#### [What you are asked to do]
Look through the records below and collect all lines that hold the string "area".

#### [Material for this exercise]

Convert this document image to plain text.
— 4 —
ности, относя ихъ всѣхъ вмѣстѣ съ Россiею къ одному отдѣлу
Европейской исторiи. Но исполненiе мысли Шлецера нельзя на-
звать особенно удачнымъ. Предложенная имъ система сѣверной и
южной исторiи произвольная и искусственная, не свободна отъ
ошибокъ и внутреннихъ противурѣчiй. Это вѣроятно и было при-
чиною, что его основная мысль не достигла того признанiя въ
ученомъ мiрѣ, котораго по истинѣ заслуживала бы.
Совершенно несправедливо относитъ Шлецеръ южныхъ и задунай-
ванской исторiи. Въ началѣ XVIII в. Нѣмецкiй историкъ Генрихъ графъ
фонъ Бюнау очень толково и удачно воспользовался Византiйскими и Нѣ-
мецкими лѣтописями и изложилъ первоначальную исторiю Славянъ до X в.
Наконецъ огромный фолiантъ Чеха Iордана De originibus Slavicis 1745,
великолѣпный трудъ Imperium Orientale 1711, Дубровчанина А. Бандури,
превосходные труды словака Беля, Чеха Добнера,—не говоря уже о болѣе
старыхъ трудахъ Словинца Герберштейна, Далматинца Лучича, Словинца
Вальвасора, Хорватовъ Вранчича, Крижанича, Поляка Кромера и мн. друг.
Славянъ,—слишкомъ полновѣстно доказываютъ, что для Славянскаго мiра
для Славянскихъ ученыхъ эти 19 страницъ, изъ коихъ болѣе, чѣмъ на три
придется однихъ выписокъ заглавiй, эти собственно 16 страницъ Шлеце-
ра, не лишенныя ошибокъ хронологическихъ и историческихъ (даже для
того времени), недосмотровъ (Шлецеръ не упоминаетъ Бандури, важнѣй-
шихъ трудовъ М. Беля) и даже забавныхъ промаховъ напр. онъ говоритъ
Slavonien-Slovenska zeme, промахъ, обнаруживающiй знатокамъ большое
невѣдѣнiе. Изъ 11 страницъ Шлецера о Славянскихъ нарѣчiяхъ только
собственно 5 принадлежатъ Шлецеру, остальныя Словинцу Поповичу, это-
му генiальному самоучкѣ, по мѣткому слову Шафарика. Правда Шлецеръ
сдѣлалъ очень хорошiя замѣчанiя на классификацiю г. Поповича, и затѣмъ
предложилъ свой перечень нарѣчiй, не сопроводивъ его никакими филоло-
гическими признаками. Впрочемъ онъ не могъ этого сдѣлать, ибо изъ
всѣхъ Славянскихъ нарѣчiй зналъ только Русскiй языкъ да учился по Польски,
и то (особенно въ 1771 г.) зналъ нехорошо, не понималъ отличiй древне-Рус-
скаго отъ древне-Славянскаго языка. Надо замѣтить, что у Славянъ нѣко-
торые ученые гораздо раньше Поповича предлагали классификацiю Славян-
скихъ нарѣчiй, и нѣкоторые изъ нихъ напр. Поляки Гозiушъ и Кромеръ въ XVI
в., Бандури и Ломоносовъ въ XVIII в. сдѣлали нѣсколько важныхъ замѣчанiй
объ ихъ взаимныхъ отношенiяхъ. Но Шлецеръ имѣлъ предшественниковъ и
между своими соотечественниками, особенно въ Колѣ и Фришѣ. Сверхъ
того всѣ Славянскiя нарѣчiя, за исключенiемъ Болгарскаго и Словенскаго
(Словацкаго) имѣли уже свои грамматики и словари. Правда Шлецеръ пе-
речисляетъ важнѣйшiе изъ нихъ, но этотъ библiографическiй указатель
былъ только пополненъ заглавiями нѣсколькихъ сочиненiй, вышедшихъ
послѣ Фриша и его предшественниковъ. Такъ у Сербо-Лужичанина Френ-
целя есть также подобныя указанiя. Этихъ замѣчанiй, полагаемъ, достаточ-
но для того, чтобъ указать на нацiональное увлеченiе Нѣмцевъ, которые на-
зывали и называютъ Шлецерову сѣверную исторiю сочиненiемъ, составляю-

--

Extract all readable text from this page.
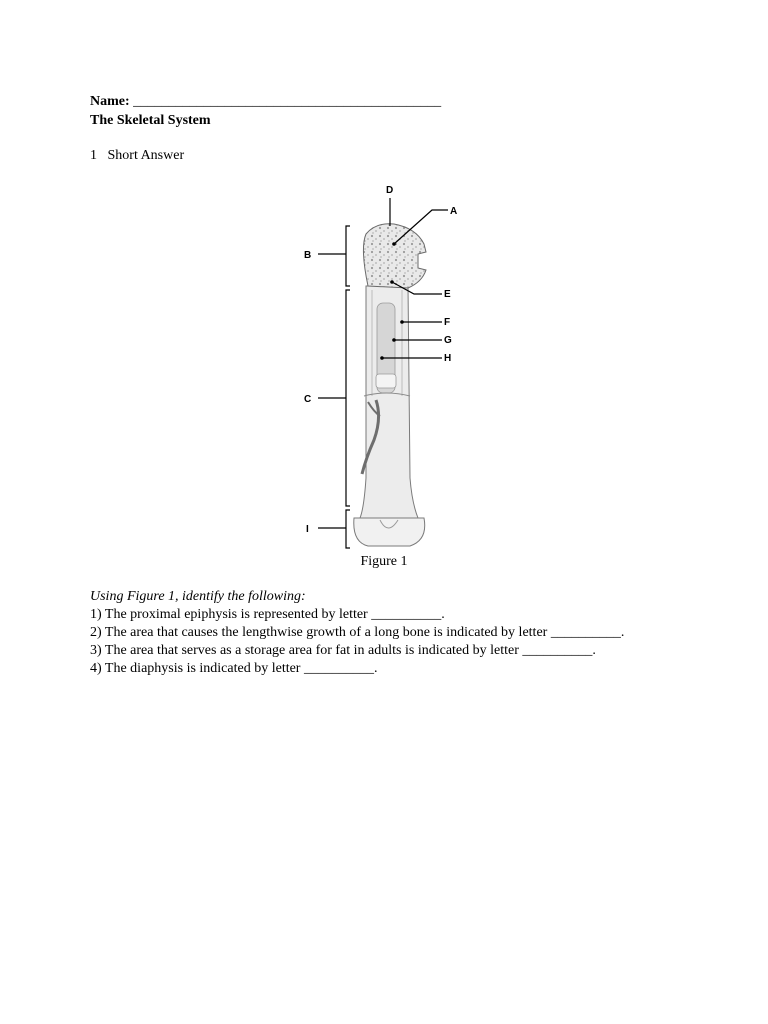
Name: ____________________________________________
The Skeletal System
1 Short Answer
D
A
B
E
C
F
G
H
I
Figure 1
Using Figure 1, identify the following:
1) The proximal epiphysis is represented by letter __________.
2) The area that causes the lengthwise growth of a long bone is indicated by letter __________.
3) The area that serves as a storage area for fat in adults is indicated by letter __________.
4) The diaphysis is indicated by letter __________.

#### [Output for this exercise]
2) The area that causes the lengthwise growth of a long bone is indicated by letter __________.
3) The area that serves as a storage area for fat in adults is indicated by letter __________.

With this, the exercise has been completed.